_Set task_:
Beginning with the line that contains "What text is on this page?", reproduce the remaining lines of the material exactly, up to and including the last one, but no pictures.

==== Entries provided ====

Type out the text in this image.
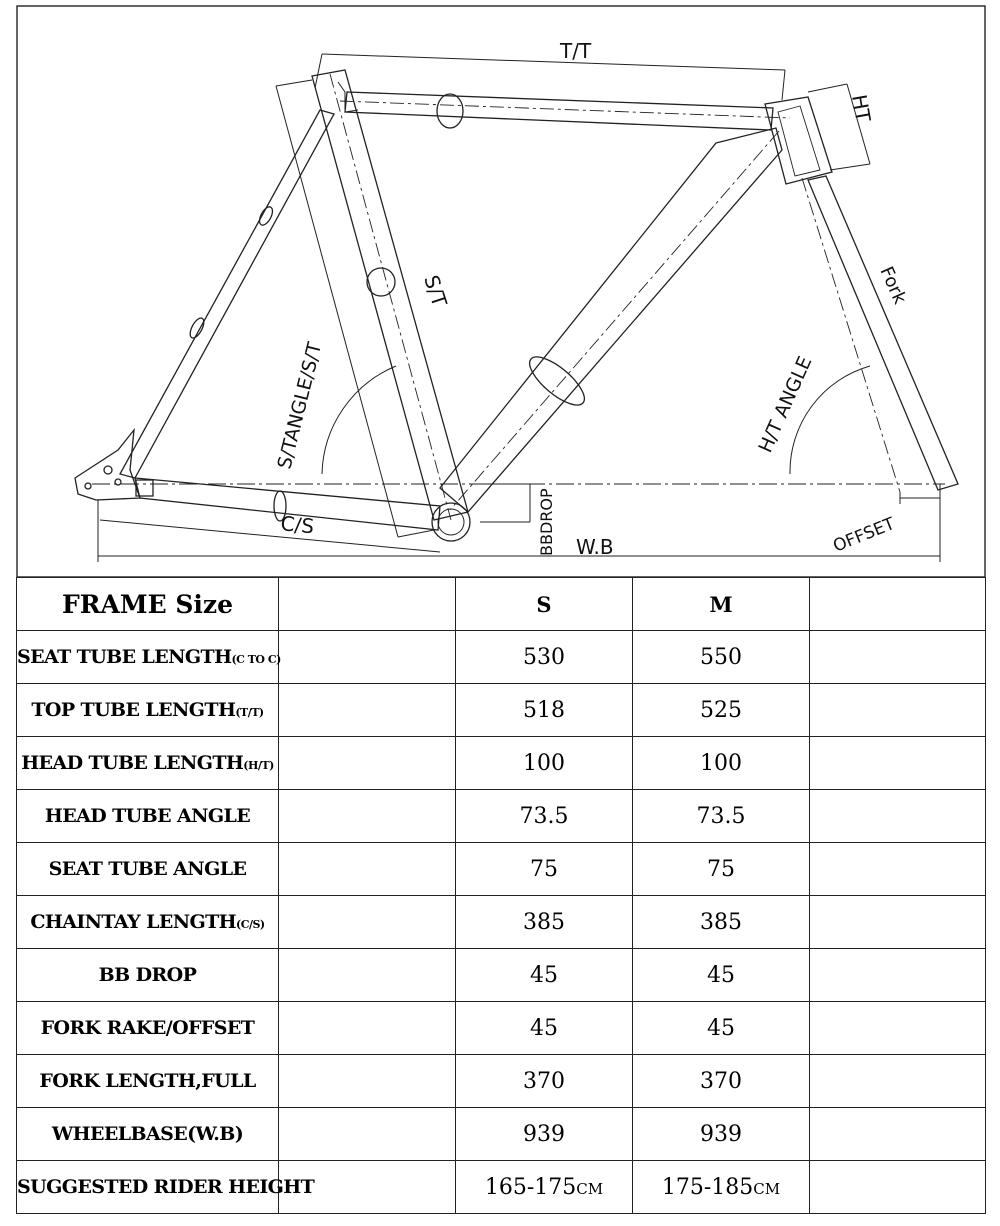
T/T
HT
S/T
S/TANGLE/S/T
Fork
H/T ANGLE
C/S	BBDROP W.B	OFFSET
FRAME Size		S	M	
SEAT TUBE LENGTH(C TO C)		530	550	
TOP TUBE LENGTH(T/T)		518	525	
HEAD TUBE LENGTH(H/T)		100	100	
HEAD TUBE ANGLE		73.5	73.5	
SEAT TUBE ANGLE		75	75	
CHAINTAY LENGTH(C/S)		385	385	
BB DROP		45	45	
FORK RAKE/OFFSET		45	45	
FORK LENGTH,FULL		370	370	
WHEELBASE(W.B)		939	939	
SUGGESTED RIDER HEIGHT		165-175CM	175-185CM	
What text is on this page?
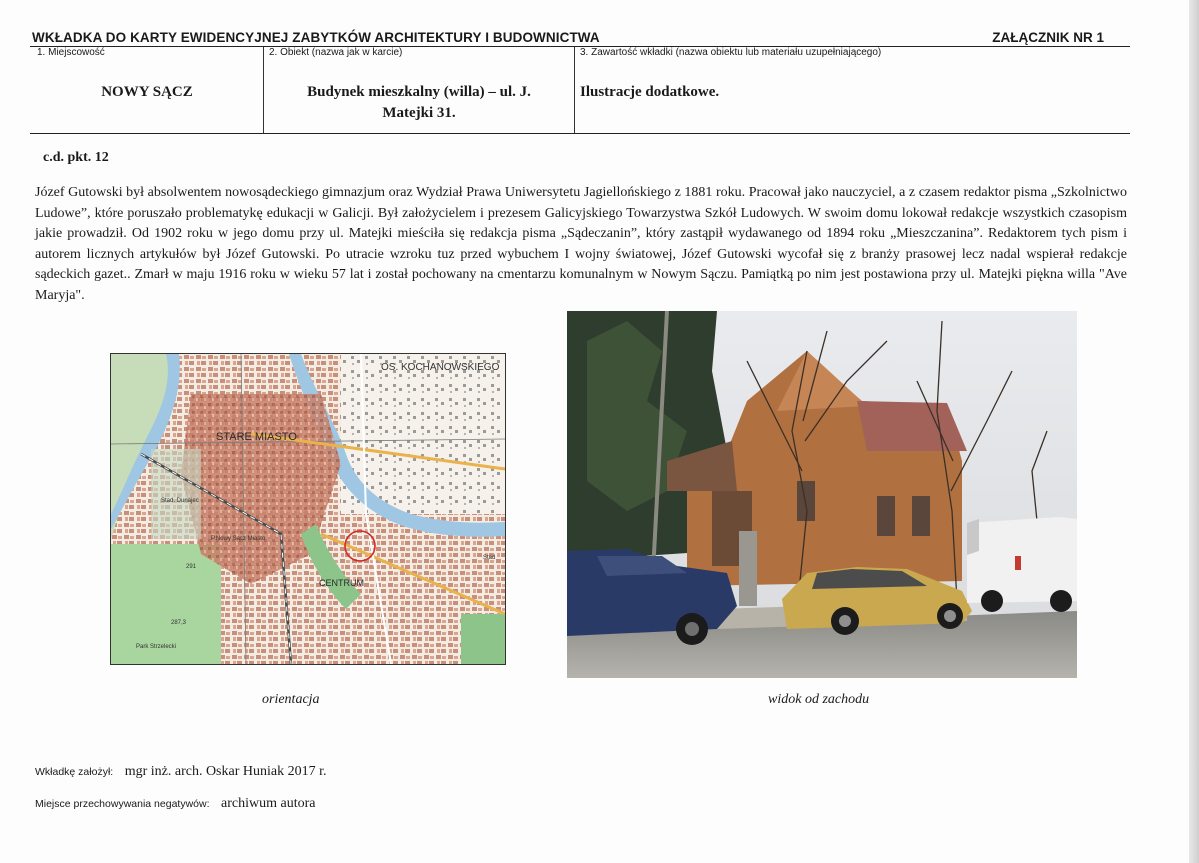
WKŁADKA DO KARTY EWIDENCYJNEJ ZABYTKÓW ARCHITEKTURY I BUDOWNICTWA	ZAŁĄCZNIK NR 1
1. Miejscowość
NOWY SĄCZ
2. Obiekt (nazwa jak w karcie)
Budynek mieszkalny (willa) – ul. J.
Matejki 31.
3. Zawartość wkładki (nazwa obiektu lub materiału uzupełniającego)
Ilustracje dodatkowe.
c.d. pkt. 12
Józef Gutowski był absolwentem nowosądeckiego gimnazjum oraz Wydział Prawa Uniwersytetu Jagiellońskiego z 1881 roku. Pracował jako nauczyciel, a z czasem redaktor pisma „Szkolnictwo Ludowe”, które poruszało problematykę edukacji w Galicji. Był założycielem i prezesem Galicyjskiego Towarzystwa Szkół Ludowych. W swoim domu lokował redakcje wszystkich czasopism jakie prowadził. Od 1902 roku w jego domu przy ul. Matejki mieściła się redakcja pisma „Sądeczanin”, który zastąpił wydawanego od 1894 roku „Mieszczanina”. Redaktorem tych pism i autorem licznych artykułów był Józef Gutowski. Po utracie wzroku tuz przed wybuchem I wojny światowej, Józef Gutowski wycofał się z branży prasowej lecz nadal wspierał redakcje sądeckich gazet.. Zmarł w maju 1916 roku w wieku 57 lat i został pochowany na cmentarzu komunalnym w Nowym Sączu. Pamiątką po nim jest postawiona przy ul. Matejki piękna willa "Ave Maryja".
OS. KOCHANOWSKIEGO
STARE MIASTO
CENTRUM
Stad. Dunajec
Park Strzelecki
P.Nowy Sącz Miasto
287,3
291
Stad
orientacja	widok od zachodu
Wkładkę założył: mgr inż. arch. Oskar Huniak 2017 r.
Miejsce przechowywania negatywów: archiwum autora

====

_Full response_:
What text is on this page?
WKŁADKA DO KARTY EWIDENCYJNEJ ZABYTKÓW ARCHITEKTURY I BUDOWNICTWA	ZAŁĄCZNIK NR 1
1. Miejscowość
NOWY SĄCZ
2. Obiekt (nazwa jak w karcie)
Budynek mieszkalny (willa) – ul. J.
Matejki 31.
3. Zawartość wkładki (nazwa obiektu lub materiału uzupełniającego)
Ilustracje dodatkowe.
c.d. pkt. 12
Józef Gutowski był absolwentem nowosądeckiego gimnazjum oraz Wydział Prawa Uniwersytetu Jagiellońskiego z 1881 roku. Pracował jako nauczyciel, a z czasem redaktor pisma „Szkolnictwo Ludowe”, które poruszało problematykę edukacji w Galicji. Był założycielem i prezesem Galicyjskiego Towarzystwa Szkół Ludowych. W swoim domu lokował redakcje wszystkich czasopism jakie prowadził. Od 1902 roku w jego domu przy ul. Matejki mieściła się redakcja pisma „Sądeczanin”, który zastąpił wydawanego od 1894 roku „Mieszczanina”. Redaktorem tych pism i autorem licznych artykułów był Józef Gutowski. Po utracie wzroku tuz przed wybuchem I wojny światowej, Józef Gutowski wycofał się z branży prasowej lecz nadal wspierał redakcje sądeckich gazet.. Zmarł w maju 1916 roku w wieku 57 lat i został pochowany na cmentarzu komunalnym w Nowym Sączu. Pamiątką po nim jest postawiona przy ul. Matejki piękna willa "Ave Maryja".
OS. KOCHANOWSKIEGO
STARE MIASTO
CENTRUM
Stad. Dunajec
Park Strzelecki
P.Nowy Sącz Miasto
287,3
291
Stad
orientacja	widok od zachodu
Wkładkę założył: mgr inż. arch. Oskar Huniak 2017 r.
Miejsce przechowywania negatywów: archiwum autora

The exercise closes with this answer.